Begin Records

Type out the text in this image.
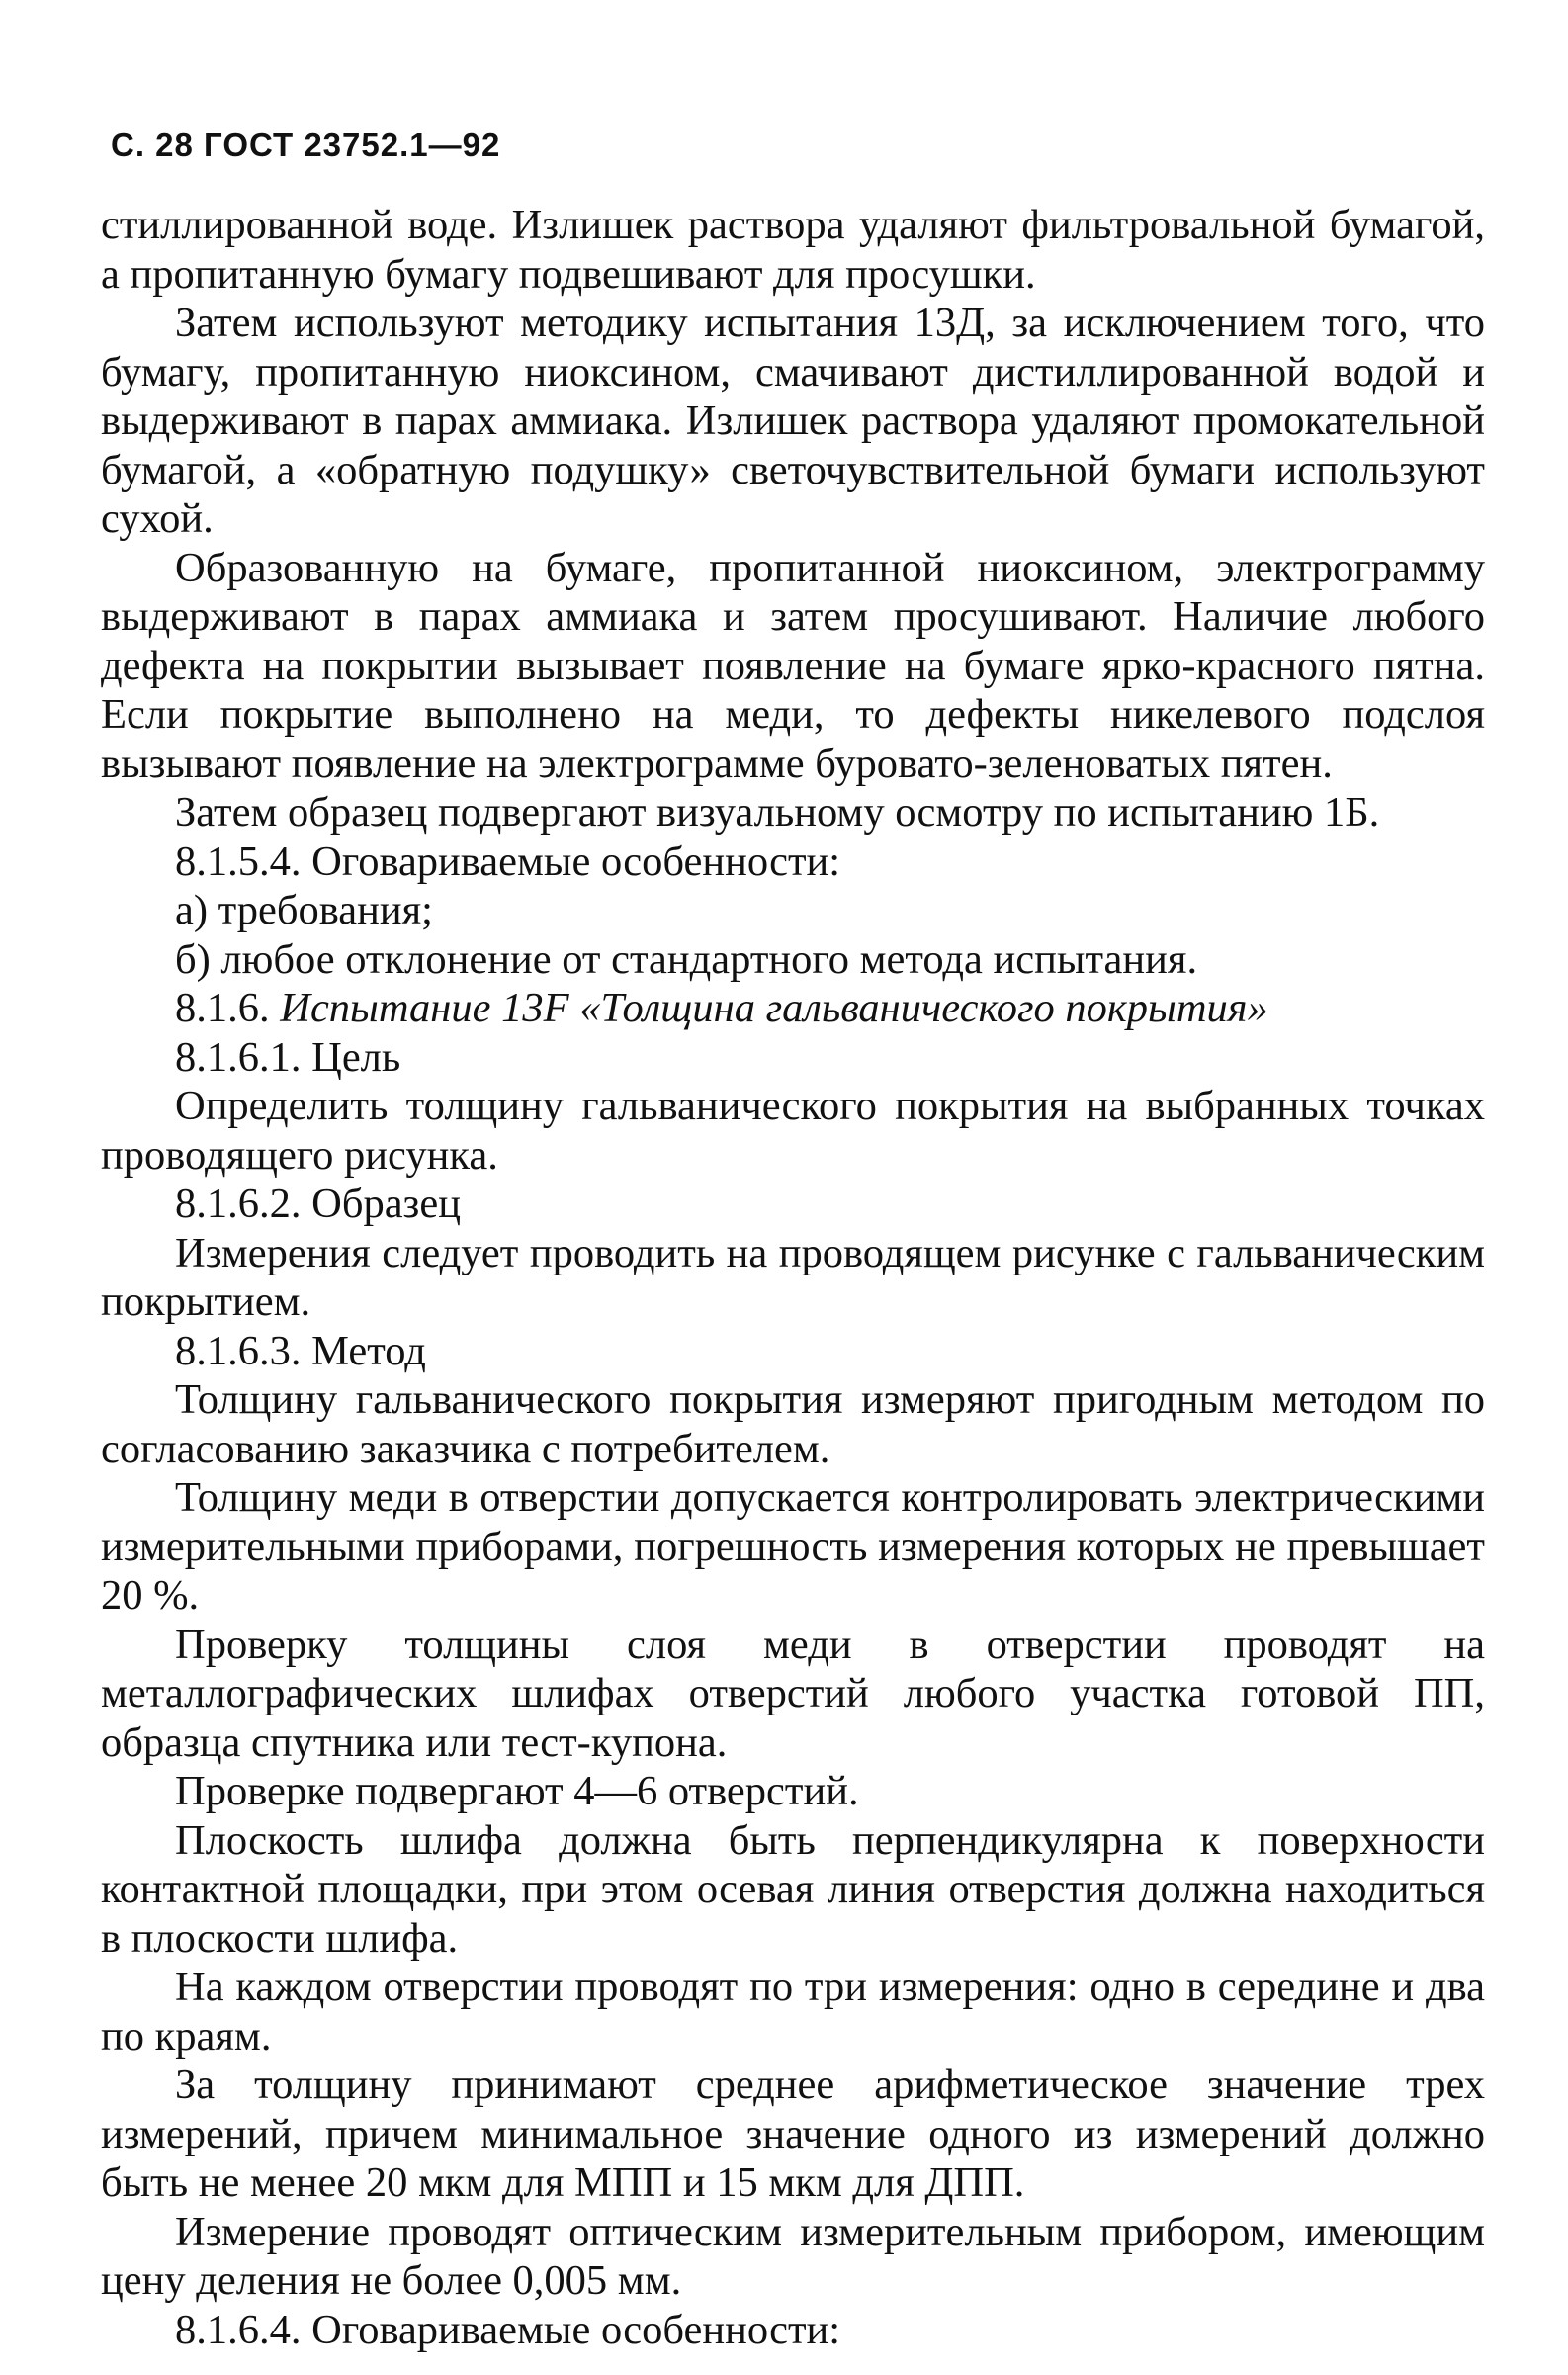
С. 28 ГОСТ 23752.1—92

стиллированной воде. Излишек раствора удаляют фильтровальной бумагой, а пропитанную бумагу подвешивают для просушки.

Затем используют методику испытания 13Д, за исключением того, что бумагу, пропитанную ниоксином, смачивают дистиллированной водой и выдерживают в парах аммиака. Излишек раствора удаляют промокательной бумагой, а «обратную подушку» светочувствительной бумаги используют сухой.

Образованную на бумаге, пропитанной ниоксином, электрограмму выдерживают в парах аммиака и затем просушивают. Наличие любого дефекта на покрытии вызывает появление на бумаге ярко-красного пятна. Если покрытие выполнено на меди, то дефекты никелевого подслоя вызывают появление на электрограмме буровато-зеленоватых пятен.

Затем образец подвергают визуальному осмотру по испытанию 1Б.

8.1.5.4. Оговариваемые особенности:

а) требования;

б) любое отклонение от стандартного метода испытания.

8.1.6. Испытание 13F «Толщина гальванического покрытия»

8.1.6.1. Цель

Определить толщину гальванического покрытия на выбранных точках проводящего рисунка.

8.1.6.2. Образец

Измерения следует проводить на проводящем рисунке с гальваническим покрытием.

8.1.6.3. Метод

Толщину гальванического покрытия измеряют пригодным методом по согласованию заказчика с потребителем.

Толщину меди в отверстии допускается контролировать электрическими измерительными приборами, погрешность измерения которых не превышает 20 %.

Проверку толщины слоя меди в отверстии проводят на металлографических шлифах отверстий любого участка готовой ПП, образца спутника или тест-купона.

Проверке подвергают 4—6 отверстий.

Плоскость шлифа должна быть перпендикулярна к поверхности контактной площадки, при этом осевая линия отверстия должна находиться в плоскости шлифа.

На каждом отверстии проводят по три измерения: одно в середине и два по краям.

За толщину принимают среднее арифметическое значение трех измерений, причем минимальное значение одного из измерений должно быть не менее 20 мкм для МПП и 15 мкм для ДПП.

Измерение проводят оптическим измерительным прибором, имеющим цену деления не более 0,005 мм.

8.1.6.4. Оговариваемые особенности:
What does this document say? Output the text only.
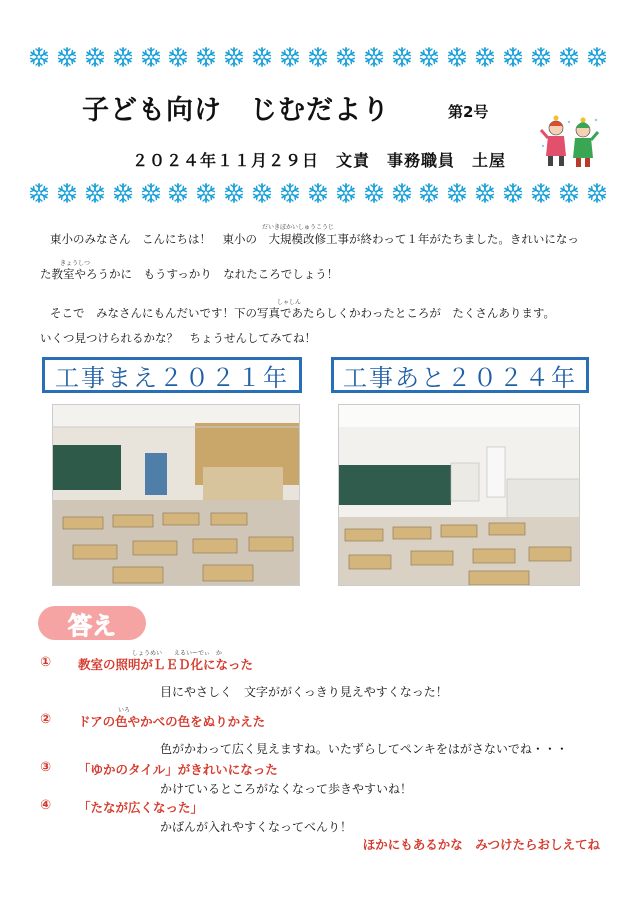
子ども向け　じむだより	第2号
２０２４年１１月２９日　文責　事務職員　土屋
だいきぼかいしゅうこうじ
東小のみなさん　こんにちは！　東小の　大規模改修工事が終わって１年がたちました。きれいになっ
きょうしつ
た教室やろうかに　もうすっかり　なれたころでしょう！
しゃしん
そこで　みなさんにもんだいです！下の写真であたらしくかわったところが　たくさんあります。
いくつ見つけられるかな？　ちょうせんしてみてね！
工事まえ２０２１年	工事あと２０２４年
答え
①
しょうめい　　えるいーでぃ　か
教室の照明がＬＥＤ化になった
目にやさしく　文字ががくっきり見えやすくなった！
②
いろ
ドアの色やかべの色をぬりかえた
色がかわって広く見えますね。いたずらしてペンキをはがさないでね・・・
③ 「ゆかのタイル」がきれいになった
かけているところがなくなって歩きやすいね！
④ 「たなが広くなった」
かばんが入れやすくなってべんり！
ほかにもあるかな　みつけたらおしえてね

End Records

| Task to complete |
From the data above, copy out every line with the string "испытания" in it.

| Solution |
Затем используют методику испытания 13Д, за исключением того, что бумагу, пропитанную ниоксином, смачивают дистиллированной водой и выдерживают в парах аммиака. Излишек раствора удаляют промокательной бумагой, а «обратную подушку» светочувствительной бумаги используют сухой.
б) любое отклонение от стандартного метода испытания.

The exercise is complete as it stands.